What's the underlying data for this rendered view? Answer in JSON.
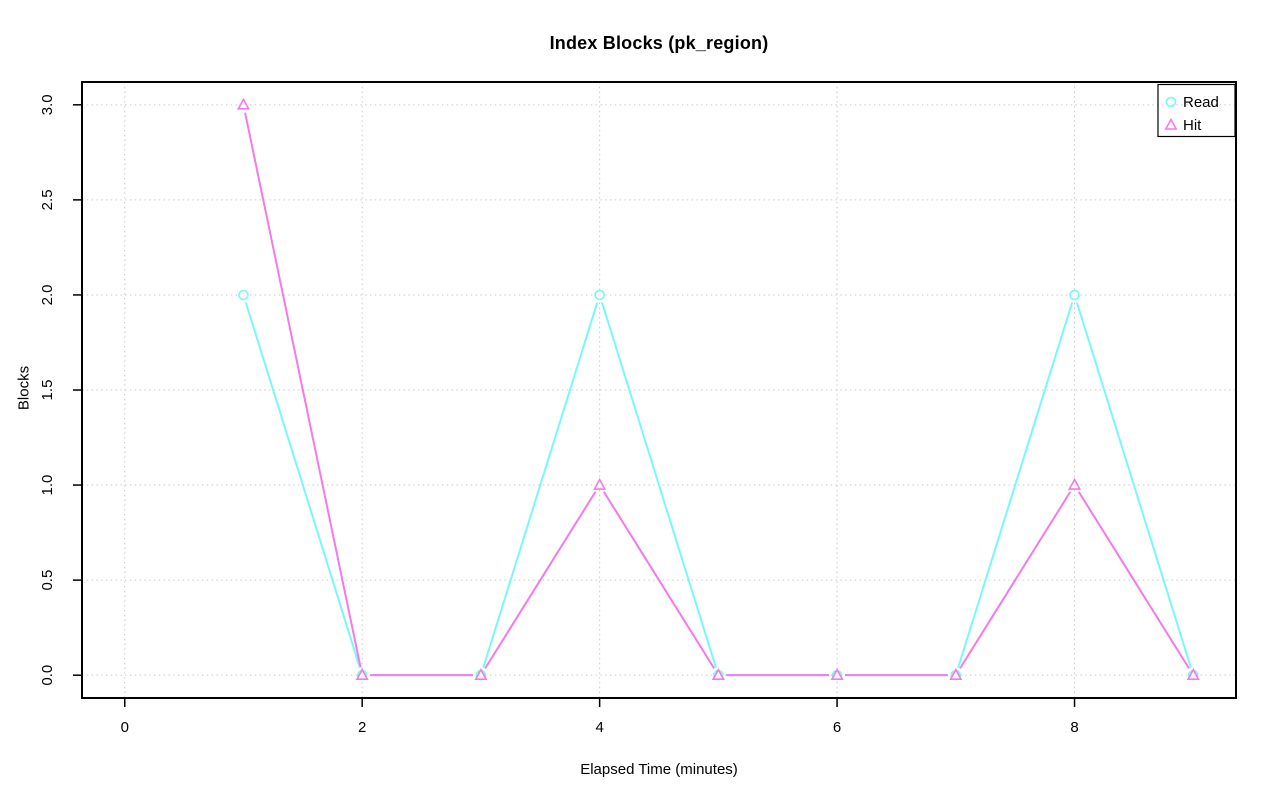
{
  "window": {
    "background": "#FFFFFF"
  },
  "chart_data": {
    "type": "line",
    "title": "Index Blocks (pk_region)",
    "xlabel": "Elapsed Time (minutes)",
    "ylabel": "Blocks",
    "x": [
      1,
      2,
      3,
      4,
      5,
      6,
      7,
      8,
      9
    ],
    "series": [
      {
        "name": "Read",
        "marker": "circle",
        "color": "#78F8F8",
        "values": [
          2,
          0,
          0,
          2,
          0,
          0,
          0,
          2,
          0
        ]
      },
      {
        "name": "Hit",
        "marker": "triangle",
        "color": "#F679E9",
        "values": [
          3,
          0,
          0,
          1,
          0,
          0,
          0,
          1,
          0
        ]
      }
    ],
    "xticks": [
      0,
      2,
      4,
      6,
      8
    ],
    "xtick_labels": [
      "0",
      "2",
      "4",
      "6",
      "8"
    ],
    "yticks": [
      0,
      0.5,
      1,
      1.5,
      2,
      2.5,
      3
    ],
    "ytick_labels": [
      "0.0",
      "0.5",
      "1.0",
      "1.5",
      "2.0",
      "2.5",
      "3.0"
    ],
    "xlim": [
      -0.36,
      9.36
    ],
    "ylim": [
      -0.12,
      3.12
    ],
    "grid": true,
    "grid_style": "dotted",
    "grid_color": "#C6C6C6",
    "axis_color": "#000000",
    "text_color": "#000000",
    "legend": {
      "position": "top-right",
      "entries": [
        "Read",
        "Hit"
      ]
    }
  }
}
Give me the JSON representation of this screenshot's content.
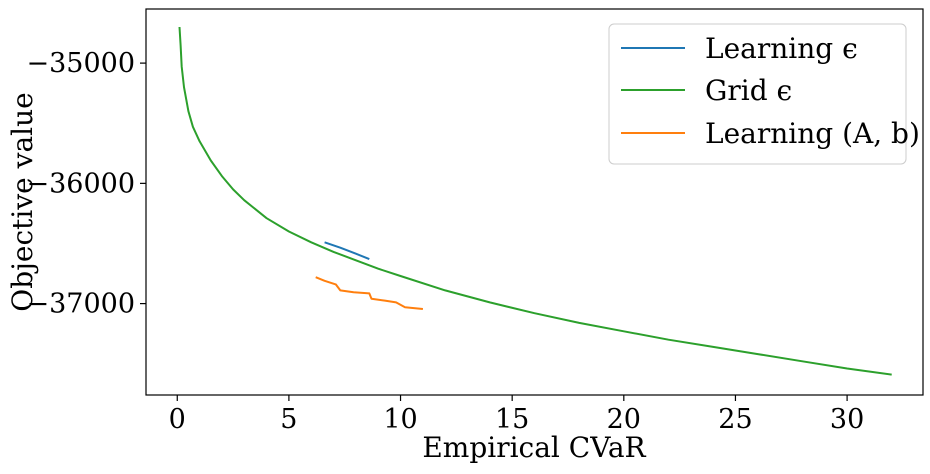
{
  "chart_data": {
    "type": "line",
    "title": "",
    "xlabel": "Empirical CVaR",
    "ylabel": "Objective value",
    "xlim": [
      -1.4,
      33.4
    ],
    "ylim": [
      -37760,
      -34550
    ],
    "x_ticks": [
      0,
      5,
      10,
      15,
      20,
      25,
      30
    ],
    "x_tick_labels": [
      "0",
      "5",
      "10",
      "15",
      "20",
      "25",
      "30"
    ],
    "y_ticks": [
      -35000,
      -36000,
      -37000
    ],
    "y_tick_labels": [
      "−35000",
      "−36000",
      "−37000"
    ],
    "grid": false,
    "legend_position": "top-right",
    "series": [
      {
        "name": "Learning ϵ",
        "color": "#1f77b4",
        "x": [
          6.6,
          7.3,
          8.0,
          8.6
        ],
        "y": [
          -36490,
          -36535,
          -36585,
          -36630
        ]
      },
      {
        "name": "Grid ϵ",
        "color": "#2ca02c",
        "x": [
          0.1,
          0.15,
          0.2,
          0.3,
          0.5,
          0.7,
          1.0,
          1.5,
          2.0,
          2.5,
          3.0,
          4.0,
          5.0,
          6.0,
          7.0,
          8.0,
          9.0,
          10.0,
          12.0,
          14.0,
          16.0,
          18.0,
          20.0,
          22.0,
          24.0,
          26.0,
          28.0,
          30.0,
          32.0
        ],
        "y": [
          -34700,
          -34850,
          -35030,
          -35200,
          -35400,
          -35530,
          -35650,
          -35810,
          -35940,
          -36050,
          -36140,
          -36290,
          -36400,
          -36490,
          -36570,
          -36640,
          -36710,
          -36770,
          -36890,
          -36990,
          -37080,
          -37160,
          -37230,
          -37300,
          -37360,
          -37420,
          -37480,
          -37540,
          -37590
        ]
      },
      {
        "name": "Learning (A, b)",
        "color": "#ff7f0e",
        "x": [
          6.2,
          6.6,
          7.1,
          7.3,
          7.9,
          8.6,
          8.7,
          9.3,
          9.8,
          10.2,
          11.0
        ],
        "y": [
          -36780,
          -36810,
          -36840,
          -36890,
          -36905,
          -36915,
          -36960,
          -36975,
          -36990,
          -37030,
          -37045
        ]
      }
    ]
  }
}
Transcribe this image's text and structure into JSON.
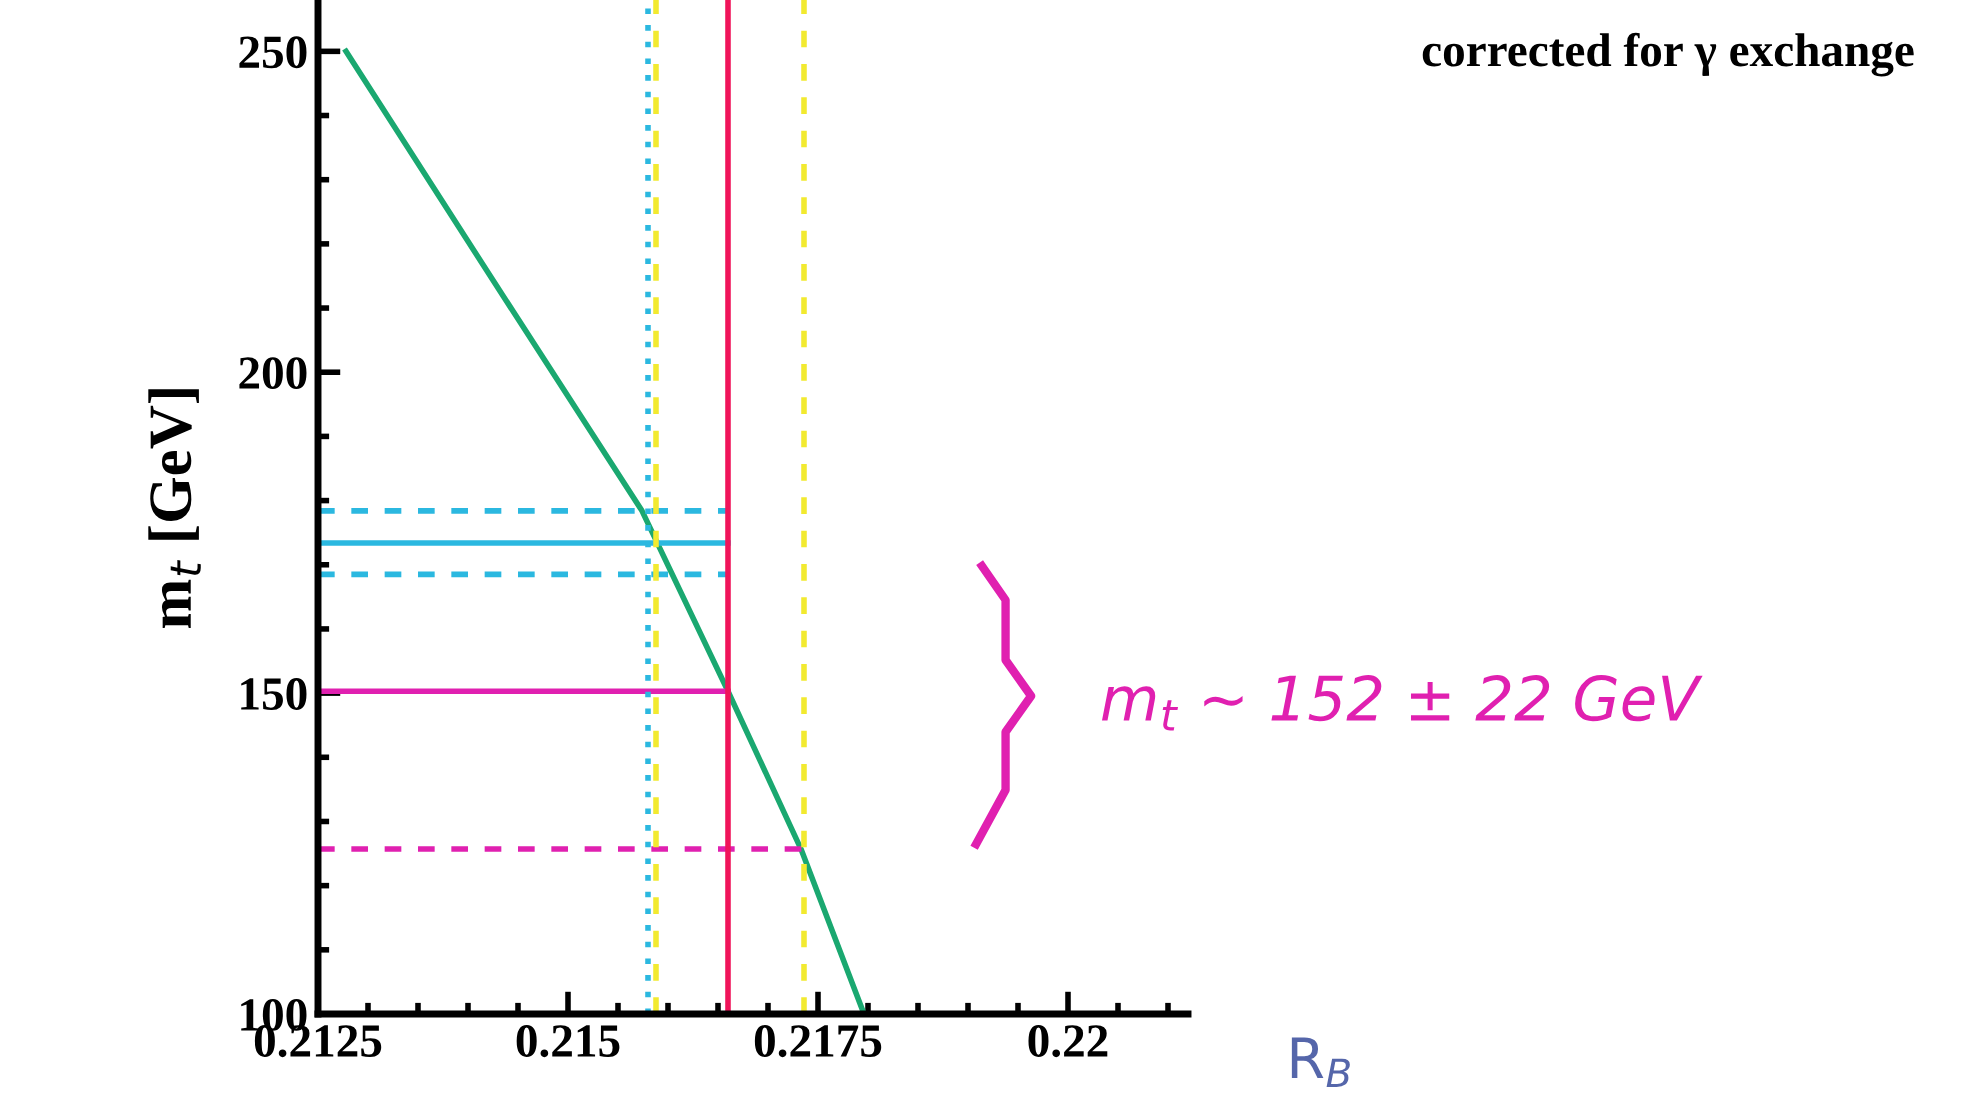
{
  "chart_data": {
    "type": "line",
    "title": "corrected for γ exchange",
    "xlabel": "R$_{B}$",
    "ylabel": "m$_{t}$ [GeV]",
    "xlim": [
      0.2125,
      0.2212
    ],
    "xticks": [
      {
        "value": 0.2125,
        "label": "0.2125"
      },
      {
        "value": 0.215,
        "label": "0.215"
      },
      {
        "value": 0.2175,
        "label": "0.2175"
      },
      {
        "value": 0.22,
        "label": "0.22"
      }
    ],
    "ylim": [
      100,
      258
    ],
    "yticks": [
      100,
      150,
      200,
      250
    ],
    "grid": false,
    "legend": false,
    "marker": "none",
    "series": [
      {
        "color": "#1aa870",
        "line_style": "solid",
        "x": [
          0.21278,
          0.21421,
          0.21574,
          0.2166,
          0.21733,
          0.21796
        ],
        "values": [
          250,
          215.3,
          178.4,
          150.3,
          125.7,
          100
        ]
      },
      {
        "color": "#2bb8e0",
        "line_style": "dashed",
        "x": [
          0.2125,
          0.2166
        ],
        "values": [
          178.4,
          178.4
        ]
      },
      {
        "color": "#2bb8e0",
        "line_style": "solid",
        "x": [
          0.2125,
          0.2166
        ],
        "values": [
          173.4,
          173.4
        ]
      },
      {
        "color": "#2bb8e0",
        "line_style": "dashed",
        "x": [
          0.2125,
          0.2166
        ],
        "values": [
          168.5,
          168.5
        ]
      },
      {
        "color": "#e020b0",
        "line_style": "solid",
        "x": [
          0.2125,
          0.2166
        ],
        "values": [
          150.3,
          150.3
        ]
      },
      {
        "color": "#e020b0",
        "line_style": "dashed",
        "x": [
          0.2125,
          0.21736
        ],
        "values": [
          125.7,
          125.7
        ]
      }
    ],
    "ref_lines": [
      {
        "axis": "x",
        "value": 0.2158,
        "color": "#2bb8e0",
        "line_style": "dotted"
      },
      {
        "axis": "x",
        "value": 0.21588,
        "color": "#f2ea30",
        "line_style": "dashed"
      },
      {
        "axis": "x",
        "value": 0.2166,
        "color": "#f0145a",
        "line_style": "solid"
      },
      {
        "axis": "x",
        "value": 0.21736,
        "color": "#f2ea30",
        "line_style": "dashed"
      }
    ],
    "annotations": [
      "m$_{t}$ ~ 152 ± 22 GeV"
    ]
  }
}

● ● ●

▶ [REQUEST]:
In the records above, how many lines include "right"? Give that number and nothing more.

▶ [WRITTEN RESPONSE]:
2